### Data provided ###

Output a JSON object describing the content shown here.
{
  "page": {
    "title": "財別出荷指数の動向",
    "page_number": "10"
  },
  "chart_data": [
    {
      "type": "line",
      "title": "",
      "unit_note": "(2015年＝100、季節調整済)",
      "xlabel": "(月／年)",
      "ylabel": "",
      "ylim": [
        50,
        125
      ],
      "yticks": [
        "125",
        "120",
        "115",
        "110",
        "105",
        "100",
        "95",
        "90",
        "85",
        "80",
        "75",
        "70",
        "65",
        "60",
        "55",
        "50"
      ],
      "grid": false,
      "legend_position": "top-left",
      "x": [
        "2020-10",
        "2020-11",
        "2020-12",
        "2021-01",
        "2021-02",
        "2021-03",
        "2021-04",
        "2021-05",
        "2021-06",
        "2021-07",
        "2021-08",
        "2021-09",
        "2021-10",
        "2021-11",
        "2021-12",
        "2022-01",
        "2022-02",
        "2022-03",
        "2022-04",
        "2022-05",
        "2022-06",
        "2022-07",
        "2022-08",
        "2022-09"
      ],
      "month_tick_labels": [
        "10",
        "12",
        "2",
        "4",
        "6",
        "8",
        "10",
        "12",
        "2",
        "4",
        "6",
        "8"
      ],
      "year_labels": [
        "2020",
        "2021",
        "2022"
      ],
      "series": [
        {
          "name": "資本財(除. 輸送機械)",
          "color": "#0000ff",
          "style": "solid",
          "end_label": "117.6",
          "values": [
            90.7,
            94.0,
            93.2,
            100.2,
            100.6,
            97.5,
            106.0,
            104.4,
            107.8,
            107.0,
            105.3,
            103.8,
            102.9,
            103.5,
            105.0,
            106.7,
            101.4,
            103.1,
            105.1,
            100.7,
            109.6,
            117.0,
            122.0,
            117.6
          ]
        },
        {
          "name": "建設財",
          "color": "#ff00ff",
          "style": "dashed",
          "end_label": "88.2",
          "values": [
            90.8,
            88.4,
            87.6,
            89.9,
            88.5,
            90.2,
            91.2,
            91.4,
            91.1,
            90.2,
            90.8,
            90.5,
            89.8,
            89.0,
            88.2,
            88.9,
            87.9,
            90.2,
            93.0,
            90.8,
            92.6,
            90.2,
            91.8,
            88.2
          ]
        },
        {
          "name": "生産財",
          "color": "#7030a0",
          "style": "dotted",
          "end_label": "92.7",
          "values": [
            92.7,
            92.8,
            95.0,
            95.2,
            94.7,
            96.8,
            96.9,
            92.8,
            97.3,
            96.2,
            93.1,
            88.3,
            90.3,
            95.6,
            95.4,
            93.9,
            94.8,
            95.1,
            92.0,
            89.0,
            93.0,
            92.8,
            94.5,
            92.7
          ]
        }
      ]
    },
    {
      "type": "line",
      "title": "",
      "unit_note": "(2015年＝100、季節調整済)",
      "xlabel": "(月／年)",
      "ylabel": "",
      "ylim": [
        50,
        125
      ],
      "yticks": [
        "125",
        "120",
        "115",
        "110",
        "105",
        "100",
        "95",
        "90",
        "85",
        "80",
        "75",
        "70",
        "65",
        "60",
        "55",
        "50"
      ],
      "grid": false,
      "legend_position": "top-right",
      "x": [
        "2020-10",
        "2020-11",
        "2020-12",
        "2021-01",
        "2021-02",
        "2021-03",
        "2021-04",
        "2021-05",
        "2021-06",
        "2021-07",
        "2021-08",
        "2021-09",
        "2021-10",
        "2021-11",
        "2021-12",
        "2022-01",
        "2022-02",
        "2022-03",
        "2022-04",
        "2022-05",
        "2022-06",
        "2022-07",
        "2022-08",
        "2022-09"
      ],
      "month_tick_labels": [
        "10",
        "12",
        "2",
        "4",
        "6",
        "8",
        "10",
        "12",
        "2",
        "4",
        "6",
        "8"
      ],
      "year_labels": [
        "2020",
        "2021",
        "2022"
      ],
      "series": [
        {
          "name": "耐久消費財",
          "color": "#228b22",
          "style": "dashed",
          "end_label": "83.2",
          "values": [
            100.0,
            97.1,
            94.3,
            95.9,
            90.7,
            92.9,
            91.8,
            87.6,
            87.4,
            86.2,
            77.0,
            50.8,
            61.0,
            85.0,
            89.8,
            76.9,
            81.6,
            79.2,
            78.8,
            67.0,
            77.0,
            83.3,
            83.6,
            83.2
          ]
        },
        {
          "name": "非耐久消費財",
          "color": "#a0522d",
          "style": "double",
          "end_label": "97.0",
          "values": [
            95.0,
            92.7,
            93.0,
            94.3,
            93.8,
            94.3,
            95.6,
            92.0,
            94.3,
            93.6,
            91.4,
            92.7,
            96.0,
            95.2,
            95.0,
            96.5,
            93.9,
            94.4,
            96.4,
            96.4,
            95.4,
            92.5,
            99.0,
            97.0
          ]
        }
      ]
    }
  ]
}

###

Using the material above, gather every line that includes "name".

          "name": "資本財(除. 輸送機械)",
          "name": "建設財",
          "name": "生産財",
          "name": "耐久消費財",
          "name": "非耐久消費財",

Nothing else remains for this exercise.